◆ Written exercise ◆
Write each line out exactly, leaving none out.

#####

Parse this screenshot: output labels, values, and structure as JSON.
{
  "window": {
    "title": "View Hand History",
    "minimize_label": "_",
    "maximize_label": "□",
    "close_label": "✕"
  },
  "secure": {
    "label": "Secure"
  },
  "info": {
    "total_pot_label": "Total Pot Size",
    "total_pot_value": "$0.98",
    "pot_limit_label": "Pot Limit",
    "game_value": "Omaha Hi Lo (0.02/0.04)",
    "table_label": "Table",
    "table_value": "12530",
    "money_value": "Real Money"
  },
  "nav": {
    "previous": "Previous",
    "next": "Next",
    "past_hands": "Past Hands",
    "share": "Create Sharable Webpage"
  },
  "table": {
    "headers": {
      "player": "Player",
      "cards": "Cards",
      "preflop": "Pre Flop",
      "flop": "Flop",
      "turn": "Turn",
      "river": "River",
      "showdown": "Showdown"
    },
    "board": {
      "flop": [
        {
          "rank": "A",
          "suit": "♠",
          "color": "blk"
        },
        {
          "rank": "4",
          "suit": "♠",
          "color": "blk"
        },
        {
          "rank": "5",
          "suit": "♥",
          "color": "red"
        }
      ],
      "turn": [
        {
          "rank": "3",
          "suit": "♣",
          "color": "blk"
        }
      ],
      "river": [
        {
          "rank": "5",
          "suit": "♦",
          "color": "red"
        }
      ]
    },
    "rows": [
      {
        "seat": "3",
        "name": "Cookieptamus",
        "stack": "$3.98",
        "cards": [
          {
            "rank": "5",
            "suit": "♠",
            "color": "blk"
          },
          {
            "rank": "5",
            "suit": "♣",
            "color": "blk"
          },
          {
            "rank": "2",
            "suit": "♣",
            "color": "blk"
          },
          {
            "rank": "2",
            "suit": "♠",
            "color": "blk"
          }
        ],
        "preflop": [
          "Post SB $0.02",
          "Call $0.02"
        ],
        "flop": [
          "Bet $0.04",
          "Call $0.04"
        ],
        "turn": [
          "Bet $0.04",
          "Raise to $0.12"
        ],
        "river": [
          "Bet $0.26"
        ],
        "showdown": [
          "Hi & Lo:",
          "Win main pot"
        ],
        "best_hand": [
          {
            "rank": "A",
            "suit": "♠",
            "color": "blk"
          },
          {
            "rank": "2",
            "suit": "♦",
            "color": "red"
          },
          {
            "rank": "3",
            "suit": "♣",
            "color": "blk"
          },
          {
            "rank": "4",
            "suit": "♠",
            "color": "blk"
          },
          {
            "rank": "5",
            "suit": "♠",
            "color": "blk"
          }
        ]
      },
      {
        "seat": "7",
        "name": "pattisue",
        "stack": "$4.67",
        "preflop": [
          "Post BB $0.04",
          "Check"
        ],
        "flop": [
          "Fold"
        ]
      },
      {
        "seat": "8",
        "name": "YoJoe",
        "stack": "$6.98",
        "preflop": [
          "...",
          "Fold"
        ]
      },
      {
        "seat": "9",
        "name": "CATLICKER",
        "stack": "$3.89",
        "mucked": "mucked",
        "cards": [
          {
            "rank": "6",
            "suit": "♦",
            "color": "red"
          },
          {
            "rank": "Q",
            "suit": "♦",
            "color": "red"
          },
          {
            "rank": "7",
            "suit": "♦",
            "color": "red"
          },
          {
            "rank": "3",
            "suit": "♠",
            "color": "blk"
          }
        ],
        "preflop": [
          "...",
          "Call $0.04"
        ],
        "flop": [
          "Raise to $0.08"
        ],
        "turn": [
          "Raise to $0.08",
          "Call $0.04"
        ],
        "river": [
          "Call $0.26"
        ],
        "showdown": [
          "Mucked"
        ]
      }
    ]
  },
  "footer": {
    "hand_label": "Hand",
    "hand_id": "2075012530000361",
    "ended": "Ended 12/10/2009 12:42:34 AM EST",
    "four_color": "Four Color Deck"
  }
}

#####

◆ Output ◆
Parse this screenshot: output labels, values, and structure as JSON.
{
  "window": {
    "title": "View Hand History",
    "minimize_label": "_",
    "maximize_label": "□",
    "close_label": "✕"
  },
  "secure": {
    "label": "Secure"
  },
  "info": {
    "total_pot_label": "Total Pot Size",
    "total_pot_value": "$0.98",
    "pot_limit_label": "Pot Limit",
    "game_value": "Omaha Hi Lo (0.02/0.04)",
    "table_label": "Table",
    "table_value": "12530",
    "money_value": "Real Money"
  },
  "nav": {
    "previous": "Previous",
    "next": "Next",
    "past_hands": "Past Hands",
    "share": "Create Sharable Webpage"
  },
  "table": {
    "headers": {
      "player": "Player",
      "cards": "Cards",
      "preflop": "Pre Flop",
      "flop": "Flop",
      "turn": "Turn",
      "river": "River",
      "showdown": "Showdown"
    },
    "board": {
      "flop": [
        {
          "rank": "A",
          "suit": "♠",
          "color": "blk"
        },
        {
          "rank": "4",
          "suit": "♠",
          "color": "blk"
        },
        {
          "rank": "5",
          "suit": "♥",
          "color": "red"
        }
      ],
      "turn": [
        {
          "rank": "3",
          "suit": "♣",
          "color": "blk"
        }
      ],
      "river": [
        {
          "rank": "5",
          "suit": "♦",
          "color": "red"
        }
      ]
    },
    "rows": [
      {
        "seat": "3",
        "name": "Cookieptamus",
        "stack": "$3.98",
        "cards": [
          {
            "rank": "5",
            "suit": "♠",
            "color": "blk"
          },
          {
            "rank": "5",
            "suit": "♣",
            "color": "blk"
          },
          {
            "rank": "2",
            "suit": "♣",
            "color": "blk"
          },
          {
            "rank": "2",
            "suit": "♠",
            "color": "blk"
          }
        ],
        "preflop": [
          "Post SB $0.02",
          "Call $0.02"
        ],
        "flop": [
          "Bet $0.04",
          "Call $0.04"
        ],
        "turn": [
          "Bet $0.04",
          "Raise to $0.12"
        ],
        "river": [
          "Bet $0.26"
        ],
        "showdown": [
          "Hi & Lo:",
          "Win main pot"
        ],
        "best_hand": [
          {
            "rank": "A",
            "suit": "♠",
            "color": "blk"
          },
          {
            "rank": "2",
            "suit": "♦",
            "color": "red"
          },
          {
            "rank": "3",
            "suit": "♣",
            "color": "blk"
          },
          {
            "rank": "4",
            "suit": "♠",
            "color": "blk"
          },
          {
            "rank": "5",
            "suit": "♠",
            "color": "blk"
          }
        ]
      },
      {
        "seat": "7",
        "name": "pattisue",
        "stack": "$4.67",
        "preflop": [
          "Post BB $0.04",
          "Check"
        ],
        "flop": [
          "Fold"
        ]
      },
      {
        "seat": "8",
        "name": "YoJoe",
        "stack": "$6.98",
        "preflop": [
          "...",
          "Fold"
        ]
      },
      {
        "seat": "9",
        "name": "CATLICKER",
        "stack": "$3.89",
        "mucked": "mucked",
        "cards": [
          {
            "rank": "6",
            "suit": "♦",
            "color": "red"
          },
          {
            "rank": "Q",
            "suit": "♦",
            "color": "red"
          },
          {
            "rank": "7",
            "suit": "♦",
            "color": "red"
          },
          {
            "rank": "3",
            "suit": "♠",
            "color": "blk"
          }
        ],
        "preflop": [
          "...",
          "Call $0.04"
        ],
        "flop": [
          "Raise to $0.08"
        ],
        "turn": [
          "Raise to $0.08",
          "Call $0.04"
        ],
        "river": [
          "Call $0.26"
        ],
        "showdown": [
          "Mucked"
        ]
      }
    ]
  },
  "footer": {
    "hand_label": "Hand",
    "hand_id": "2075012530000361",
    "ended": "Ended 12/10/2009 12:42:34 AM EST",
    "four_color": "Four Color Deck"
  }
}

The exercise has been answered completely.